**Instructions to follow**:
Return the full material exactly.

**Records shown**:
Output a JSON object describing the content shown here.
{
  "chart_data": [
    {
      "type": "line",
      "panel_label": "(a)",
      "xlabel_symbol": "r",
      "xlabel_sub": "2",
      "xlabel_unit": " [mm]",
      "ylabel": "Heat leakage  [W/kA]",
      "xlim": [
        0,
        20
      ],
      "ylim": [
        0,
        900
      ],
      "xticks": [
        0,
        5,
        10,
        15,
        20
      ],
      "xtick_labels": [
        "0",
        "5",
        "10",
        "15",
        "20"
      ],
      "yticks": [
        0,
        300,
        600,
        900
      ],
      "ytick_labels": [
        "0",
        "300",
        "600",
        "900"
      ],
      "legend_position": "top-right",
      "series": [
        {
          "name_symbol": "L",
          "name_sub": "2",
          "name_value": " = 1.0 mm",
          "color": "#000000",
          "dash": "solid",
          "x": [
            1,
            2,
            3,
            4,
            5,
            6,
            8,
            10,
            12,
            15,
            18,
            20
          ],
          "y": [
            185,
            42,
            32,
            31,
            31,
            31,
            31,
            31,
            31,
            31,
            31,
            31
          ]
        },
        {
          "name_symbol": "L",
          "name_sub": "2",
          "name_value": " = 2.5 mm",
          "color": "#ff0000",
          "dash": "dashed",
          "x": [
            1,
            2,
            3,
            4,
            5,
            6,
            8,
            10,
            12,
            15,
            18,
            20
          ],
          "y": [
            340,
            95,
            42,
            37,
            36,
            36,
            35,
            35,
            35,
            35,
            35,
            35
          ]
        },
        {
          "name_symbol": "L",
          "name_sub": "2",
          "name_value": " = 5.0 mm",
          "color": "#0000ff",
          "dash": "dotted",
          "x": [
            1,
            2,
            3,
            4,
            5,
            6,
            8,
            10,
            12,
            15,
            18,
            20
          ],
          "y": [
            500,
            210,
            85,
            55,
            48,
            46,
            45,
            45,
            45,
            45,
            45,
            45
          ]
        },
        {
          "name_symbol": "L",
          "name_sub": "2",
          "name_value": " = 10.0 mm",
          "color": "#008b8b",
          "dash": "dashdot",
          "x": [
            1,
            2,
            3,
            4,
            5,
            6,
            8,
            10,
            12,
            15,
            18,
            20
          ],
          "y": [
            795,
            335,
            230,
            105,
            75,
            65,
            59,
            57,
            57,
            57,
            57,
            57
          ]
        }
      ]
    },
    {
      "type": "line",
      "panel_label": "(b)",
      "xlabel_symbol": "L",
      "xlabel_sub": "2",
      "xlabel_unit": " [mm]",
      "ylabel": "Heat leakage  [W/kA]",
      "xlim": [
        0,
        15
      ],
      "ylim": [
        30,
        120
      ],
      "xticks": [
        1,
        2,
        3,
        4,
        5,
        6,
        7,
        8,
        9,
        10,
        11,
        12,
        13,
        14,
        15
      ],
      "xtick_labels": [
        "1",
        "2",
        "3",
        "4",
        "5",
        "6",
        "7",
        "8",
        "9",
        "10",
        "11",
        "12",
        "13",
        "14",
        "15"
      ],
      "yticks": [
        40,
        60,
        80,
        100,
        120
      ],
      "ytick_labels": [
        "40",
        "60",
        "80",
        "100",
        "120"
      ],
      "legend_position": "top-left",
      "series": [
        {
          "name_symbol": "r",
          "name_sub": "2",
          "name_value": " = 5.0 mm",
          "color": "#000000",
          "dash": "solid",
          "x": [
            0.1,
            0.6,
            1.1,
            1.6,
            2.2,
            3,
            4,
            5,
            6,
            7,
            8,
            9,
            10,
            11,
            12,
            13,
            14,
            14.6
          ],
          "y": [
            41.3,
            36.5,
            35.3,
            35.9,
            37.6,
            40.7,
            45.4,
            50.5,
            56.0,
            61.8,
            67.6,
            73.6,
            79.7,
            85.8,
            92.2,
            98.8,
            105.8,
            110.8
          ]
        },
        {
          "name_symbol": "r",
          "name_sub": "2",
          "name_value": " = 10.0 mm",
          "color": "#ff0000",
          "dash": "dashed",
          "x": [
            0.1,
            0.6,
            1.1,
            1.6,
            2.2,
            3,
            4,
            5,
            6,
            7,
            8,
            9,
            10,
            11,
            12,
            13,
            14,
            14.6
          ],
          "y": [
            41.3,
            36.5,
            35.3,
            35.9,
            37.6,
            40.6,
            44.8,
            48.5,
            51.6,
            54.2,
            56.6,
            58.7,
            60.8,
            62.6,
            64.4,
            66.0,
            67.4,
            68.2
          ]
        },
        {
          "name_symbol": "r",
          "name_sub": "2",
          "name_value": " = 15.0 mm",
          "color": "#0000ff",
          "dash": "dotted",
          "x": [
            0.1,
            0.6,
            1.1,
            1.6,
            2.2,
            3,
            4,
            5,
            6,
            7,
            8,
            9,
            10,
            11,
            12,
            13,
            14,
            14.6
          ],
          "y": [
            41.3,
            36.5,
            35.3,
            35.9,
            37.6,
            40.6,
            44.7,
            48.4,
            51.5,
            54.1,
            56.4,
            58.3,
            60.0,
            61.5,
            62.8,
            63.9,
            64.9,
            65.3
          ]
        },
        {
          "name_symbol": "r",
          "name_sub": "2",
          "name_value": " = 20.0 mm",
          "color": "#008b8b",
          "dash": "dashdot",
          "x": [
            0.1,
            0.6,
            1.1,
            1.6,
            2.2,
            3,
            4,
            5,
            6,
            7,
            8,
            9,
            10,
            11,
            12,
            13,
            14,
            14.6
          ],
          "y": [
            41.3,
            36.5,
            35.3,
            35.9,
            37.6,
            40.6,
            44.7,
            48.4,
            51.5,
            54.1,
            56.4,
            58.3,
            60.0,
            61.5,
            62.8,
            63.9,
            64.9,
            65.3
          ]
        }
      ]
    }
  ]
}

**Expected output**:
Output a JSON object describing the content shown here.
{
  "chart_data": [
    {
      "type": "line",
      "panel_label": "(a)",
      "xlabel_symbol": "r",
      "xlabel_sub": "2",
      "xlabel_unit": " [mm]",
      "ylabel": "Heat leakage  [W/kA]",
      "xlim": [
        0,
        20
      ],
      "ylim": [
        0,
        900
      ],
      "xticks": [
        0,
        5,
        10,
        15,
        20
      ],
      "xtick_labels": [
        "0",
        "5",
        "10",
        "15",
        "20"
      ],
      "yticks": [
        0,
        300,
        600,
        900
      ],
      "ytick_labels": [
        "0",
        "300",
        "600",
        "900"
      ],
      "legend_position": "top-right",
      "series": [
        {
          "name_symbol": "L",
          "name_sub": "2",
          "name_value": " = 1.0 mm",
          "color": "#000000",
          "dash": "solid",
          "x": [
            1,
            2,
            3,
            4,
            5,
            6,
            8,
            10,
            12,
            15,
            18,
            20
          ],
          "y": [
            185,
            42,
            32,
            31,
            31,
            31,
            31,
            31,
            31,
            31,
            31,
            31
          ]
        },
        {
          "name_symbol": "L",
          "name_sub": "2",
          "name_value": " = 2.5 mm",
          "color": "#ff0000",
          "dash": "dashed",
          "x": [
            1,
            2,
            3,
            4,
            5,
            6,
            8,
            10,
            12,
            15,
            18,
            20
          ],
          "y": [
            340,
            95,
            42,
            37,
            36,
            36,
            35,
            35,
            35,
            35,
            35,
            35
          ]
        },
        {
          "name_symbol": "L",
          "name_sub": "2",
          "name_value": " = 5.0 mm",
          "color": "#0000ff",
          "dash": "dotted",
          "x": [
            1,
            2,
            3,
            4,
            5,
            6,
            8,
            10,
            12,
            15,
            18,
            20
          ],
          "y": [
            500,
            210,
            85,
            55,
            48,
            46,
            45,
            45,
            45,
            45,
            45,
            45
          ]
        },
        {
          "name_symbol": "L",
          "name_sub": "2",
          "name_value": " = 10.0 mm",
          "color": "#008b8b",
          "dash": "dashdot",
          "x": [
            1,
            2,
            3,
            4,
            5,
            6,
            8,
            10,
            12,
            15,
            18,
            20
          ],
          "y": [
            795,
            335,
            230,
            105,
            75,
            65,
            59,
            57,
            57,
            57,
            57,
            57
          ]
        }
      ]
    },
    {
      "type": "line",
      "panel_label": "(b)",
      "xlabel_symbol": "L",
      "xlabel_sub": "2",
      "xlabel_unit": " [mm]",
      "ylabel": "Heat leakage  [W/kA]",
      "xlim": [
        0,
        15
      ],
      "ylim": [
        30,
        120
      ],
      "xticks": [
        1,
        2,
        3,
        4,
        5,
        6,
        7,
        8,
        9,
        10,
        11,
        12,
        13,
        14,
        15
      ],
      "xtick_labels": [
        "1",
        "2",
        "3",
        "4",
        "5",
        "6",
        "7",
        "8",
        "9",
        "10",
        "11",
        "12",
        "13",
        "14",
        "15"
      ],
      "yticks": [
        40,
        60,
        80,
        100,
        120
      ],
      "ytick_labels": [
        "40",
        "60",
        "80",
        "100",
        "120"
      ],
      "legend_position": "top-left",
      "series": [
        {
          "name_symbol": "r",
          "name_sub": "2",
          "name_value": " = 5.0 mm",
          "color": "#000000",
          "dash": "solid",
          "x": [
            0.1,
            0.6,
            1.1,
            1.6,
            2.2,
            3,
            4,
            5,
            6,
            7,
            8,
            9,
            10,
            11,
            12,
            13,
            14,
            14.6
          ],
          "y": [
            41.3,
            36.5,
            35.3,
            35.9,
            37.6,
            40.7,
            45.4,
            50.5,
            56.0,
            61.8,
            67.6,
            73.6,
            79.7,
            85.8,
            92.2,
            98.8,
            105.8,
            110.8
          ]
        },
        {
          "name_symbol": "r",
          "name_sub": "2",
          "name_value": " = 10.0 mm",
          "color": "#ff0000",
          "dash": "dashed",
          "x": [
            0.1,
            0.6,
            1.1,
            1.6,
            2.2,
            3,
            4,
            5,
            6,
            7,
            8,
            9,
            10,
            11,
            12,
            13,
            14,
            14.6
          ],
          "y": [
            41.3,
            36.5,
            35.3,
            35.9,
            37.6,
            40.6,
            44.8,
            48.5,
            51.6,
            54.2,
            56.6,
            58.7,
            60.8,
            62.6,
            64.4,
            66.0,
            67.4,
            68.2
          ]
        },
        {
          "name_symbol": "r",
          "name_sub": "2",
          "name_value": " = 15.0 mm",
          "color": "#0000ff",
          "dash": "dotted",
          "x": [
            0.1,
            0.6,
            1.1,
            1.6,
            2.2,
            3,
            4,
            5,
            6,
            7,
            8,
            9,
            10,
            11,
            12,
            13,
            14,
            14.6
          ],
          "y": [
            41.3,
            36.5,
            35.3,
            35.9,
            37.6,
            40.6,
            44.7,
            48.4,
            51.5,
            54.1,
            56.4,
            58.3,
            60.0,
            61.5,
            62.8,
            63.9,
            64.9,
            65.3
          ]
        },
        {
          "name_symbol": "r",
          "name_sub": "2",
          "name_value": " = 20.0 mm",
          "color": "#008b8b",
          "dash": "dashdot",
          "x": [
            0.1,
            0.6,
            1.1,
            1.6,
            2.2,
            3,
            4,
            5,
            6,
            7,
            8,
            9,
            10,
            11,
            12,
            13,
            14,
            14.6
          ],
          "y": [
            41.3,
            36.5,
            35.3,
            35.9,
            37.6,
            40.6,
            44.7,
            48.4,
            51.5,
            54.1,
            56.4,
            58.3,
            60.0,
            61.5,
            62.8,
            63.9,
            64.9,
            65.3
          ]
        }
      ]
    }
  ]
}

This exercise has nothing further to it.